# Start of RECORDS SUPPLIED
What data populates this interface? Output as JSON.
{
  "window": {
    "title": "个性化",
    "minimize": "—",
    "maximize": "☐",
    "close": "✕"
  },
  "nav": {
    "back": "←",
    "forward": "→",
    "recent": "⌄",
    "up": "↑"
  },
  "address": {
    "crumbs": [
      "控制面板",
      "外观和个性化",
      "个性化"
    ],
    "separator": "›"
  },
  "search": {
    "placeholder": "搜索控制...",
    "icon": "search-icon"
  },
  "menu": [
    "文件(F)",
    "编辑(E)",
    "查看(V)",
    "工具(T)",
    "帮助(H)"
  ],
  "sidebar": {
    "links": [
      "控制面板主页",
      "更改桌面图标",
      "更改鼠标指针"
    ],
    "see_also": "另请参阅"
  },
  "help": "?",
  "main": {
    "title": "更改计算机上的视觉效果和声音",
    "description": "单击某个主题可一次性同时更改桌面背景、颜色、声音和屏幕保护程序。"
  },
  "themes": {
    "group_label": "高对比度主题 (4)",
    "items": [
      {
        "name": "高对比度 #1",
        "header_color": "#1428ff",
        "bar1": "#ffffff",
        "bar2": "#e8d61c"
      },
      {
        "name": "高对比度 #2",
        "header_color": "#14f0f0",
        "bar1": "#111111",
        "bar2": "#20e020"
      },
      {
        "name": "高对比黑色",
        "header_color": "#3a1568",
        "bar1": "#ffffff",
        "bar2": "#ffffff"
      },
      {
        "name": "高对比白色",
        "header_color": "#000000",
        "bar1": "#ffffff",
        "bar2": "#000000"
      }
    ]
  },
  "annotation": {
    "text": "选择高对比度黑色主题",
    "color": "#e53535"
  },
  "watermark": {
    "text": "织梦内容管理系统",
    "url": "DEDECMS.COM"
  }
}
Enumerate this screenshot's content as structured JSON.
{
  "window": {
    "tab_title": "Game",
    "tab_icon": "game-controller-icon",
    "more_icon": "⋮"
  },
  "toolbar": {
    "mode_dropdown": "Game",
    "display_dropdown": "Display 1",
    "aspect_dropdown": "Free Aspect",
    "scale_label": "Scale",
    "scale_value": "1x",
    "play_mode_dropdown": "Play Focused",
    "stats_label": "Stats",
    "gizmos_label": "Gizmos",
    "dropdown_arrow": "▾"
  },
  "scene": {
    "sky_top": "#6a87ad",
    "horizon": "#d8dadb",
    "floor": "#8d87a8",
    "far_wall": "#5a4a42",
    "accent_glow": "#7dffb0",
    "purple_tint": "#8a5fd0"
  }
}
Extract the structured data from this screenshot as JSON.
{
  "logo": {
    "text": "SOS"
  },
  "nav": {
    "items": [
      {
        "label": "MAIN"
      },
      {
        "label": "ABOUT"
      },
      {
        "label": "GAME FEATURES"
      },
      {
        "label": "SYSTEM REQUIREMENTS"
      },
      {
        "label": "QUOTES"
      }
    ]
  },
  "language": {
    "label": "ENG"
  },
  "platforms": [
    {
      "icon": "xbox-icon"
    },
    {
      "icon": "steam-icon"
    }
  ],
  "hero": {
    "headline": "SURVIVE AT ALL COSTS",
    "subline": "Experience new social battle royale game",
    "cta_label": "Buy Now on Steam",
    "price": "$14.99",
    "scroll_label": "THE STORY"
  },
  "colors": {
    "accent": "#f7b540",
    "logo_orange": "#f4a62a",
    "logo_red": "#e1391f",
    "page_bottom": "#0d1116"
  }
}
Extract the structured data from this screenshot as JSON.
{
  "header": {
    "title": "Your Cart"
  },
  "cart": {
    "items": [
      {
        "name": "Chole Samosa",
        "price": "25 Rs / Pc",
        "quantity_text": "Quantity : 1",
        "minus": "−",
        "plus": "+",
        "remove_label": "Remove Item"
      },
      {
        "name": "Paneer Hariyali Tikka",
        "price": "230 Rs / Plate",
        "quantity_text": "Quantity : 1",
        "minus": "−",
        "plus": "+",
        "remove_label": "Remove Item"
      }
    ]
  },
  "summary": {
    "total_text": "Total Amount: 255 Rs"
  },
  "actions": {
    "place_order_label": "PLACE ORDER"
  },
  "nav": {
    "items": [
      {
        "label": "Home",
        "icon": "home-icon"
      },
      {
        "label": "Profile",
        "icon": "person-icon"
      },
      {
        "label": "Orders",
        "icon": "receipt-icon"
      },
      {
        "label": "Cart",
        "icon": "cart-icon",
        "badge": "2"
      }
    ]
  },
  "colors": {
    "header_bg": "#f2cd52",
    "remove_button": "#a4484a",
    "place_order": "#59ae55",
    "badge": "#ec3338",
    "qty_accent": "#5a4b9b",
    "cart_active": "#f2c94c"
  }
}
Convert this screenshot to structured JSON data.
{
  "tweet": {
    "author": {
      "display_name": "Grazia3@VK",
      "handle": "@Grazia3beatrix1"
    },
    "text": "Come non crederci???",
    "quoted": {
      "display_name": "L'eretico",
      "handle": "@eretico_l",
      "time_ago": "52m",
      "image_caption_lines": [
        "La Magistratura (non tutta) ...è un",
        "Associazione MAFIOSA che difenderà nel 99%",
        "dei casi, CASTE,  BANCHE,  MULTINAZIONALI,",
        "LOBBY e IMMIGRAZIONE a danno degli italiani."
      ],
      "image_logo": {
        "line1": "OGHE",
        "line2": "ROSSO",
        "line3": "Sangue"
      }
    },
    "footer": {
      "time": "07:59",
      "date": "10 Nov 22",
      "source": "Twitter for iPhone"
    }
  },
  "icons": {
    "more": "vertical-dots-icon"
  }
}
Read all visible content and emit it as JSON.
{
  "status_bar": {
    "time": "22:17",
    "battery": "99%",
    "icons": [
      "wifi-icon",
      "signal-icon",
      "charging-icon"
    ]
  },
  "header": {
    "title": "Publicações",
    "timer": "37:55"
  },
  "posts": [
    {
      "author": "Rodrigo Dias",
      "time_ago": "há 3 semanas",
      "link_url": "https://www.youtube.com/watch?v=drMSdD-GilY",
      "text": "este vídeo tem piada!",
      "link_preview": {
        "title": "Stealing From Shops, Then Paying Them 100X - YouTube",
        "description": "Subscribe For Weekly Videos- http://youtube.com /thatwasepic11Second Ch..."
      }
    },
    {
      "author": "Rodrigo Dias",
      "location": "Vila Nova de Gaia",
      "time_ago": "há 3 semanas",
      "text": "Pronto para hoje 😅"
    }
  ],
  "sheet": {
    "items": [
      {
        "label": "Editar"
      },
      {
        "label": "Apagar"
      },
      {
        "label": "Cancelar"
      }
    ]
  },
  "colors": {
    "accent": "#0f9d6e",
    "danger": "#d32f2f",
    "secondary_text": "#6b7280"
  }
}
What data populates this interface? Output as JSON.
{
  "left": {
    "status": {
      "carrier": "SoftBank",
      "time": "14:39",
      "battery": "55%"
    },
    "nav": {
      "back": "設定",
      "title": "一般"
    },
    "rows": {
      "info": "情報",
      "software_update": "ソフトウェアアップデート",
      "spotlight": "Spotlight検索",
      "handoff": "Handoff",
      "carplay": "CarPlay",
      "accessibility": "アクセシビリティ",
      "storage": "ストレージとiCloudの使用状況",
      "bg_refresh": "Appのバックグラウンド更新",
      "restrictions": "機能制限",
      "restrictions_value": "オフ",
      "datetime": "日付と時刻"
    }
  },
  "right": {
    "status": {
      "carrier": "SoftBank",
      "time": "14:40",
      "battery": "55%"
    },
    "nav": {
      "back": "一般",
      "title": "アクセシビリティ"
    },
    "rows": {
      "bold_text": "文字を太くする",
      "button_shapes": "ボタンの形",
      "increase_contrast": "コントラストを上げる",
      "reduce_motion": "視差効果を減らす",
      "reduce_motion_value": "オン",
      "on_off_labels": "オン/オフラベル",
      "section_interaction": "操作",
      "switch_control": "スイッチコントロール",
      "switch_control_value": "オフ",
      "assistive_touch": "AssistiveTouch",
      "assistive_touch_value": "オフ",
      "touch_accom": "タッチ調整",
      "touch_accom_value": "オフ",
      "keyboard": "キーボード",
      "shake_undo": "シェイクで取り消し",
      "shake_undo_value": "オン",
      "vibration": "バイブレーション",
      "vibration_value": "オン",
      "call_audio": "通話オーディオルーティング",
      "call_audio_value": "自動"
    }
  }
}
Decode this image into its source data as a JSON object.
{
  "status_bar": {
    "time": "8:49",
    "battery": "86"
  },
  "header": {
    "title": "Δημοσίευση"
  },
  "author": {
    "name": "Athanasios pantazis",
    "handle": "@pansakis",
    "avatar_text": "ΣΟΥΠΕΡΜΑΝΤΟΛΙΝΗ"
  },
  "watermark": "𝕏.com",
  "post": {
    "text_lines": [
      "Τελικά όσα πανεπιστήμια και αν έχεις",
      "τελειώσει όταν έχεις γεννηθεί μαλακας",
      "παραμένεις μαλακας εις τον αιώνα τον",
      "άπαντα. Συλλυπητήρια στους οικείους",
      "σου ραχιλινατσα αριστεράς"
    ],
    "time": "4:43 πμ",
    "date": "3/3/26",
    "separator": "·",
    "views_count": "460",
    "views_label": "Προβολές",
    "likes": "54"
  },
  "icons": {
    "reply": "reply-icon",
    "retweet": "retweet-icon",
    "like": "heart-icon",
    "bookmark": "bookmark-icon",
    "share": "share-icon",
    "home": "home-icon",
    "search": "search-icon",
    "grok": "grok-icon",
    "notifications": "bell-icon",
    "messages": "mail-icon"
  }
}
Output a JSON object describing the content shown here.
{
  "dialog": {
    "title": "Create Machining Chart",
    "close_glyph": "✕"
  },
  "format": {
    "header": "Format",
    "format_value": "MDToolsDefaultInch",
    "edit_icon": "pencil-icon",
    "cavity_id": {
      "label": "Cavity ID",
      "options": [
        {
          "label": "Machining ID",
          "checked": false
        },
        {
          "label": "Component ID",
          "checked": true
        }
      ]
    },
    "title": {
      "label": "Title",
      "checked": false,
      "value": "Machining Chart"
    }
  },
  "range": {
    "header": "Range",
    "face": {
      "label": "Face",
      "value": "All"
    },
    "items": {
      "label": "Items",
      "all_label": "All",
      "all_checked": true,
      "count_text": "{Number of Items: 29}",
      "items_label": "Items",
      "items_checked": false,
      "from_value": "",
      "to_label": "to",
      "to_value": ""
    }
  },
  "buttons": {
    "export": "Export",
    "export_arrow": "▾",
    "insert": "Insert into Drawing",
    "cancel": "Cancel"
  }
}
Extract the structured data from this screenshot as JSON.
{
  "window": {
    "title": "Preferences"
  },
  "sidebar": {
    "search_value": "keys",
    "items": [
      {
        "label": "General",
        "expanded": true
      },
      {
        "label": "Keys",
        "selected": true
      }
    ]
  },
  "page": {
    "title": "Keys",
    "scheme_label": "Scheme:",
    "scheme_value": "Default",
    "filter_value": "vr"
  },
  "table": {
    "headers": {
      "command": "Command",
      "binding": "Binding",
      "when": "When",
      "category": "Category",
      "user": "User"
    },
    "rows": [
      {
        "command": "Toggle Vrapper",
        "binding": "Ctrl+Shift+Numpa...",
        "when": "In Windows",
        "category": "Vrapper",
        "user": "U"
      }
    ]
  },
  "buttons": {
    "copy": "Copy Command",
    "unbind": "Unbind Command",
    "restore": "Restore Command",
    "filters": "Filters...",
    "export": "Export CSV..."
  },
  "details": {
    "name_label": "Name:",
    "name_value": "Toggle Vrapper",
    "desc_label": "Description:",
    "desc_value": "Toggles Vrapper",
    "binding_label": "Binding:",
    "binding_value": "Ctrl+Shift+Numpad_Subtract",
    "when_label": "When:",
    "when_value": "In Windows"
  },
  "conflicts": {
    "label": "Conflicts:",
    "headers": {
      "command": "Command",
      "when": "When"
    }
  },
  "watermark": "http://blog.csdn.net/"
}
# End of RECORDS SUPPLIED
THE PROBLEM
Within the entries above, work out how many lines contain the word "Windows". The number alone is the answer.

SOLUTION TO THIS EXERCISE
2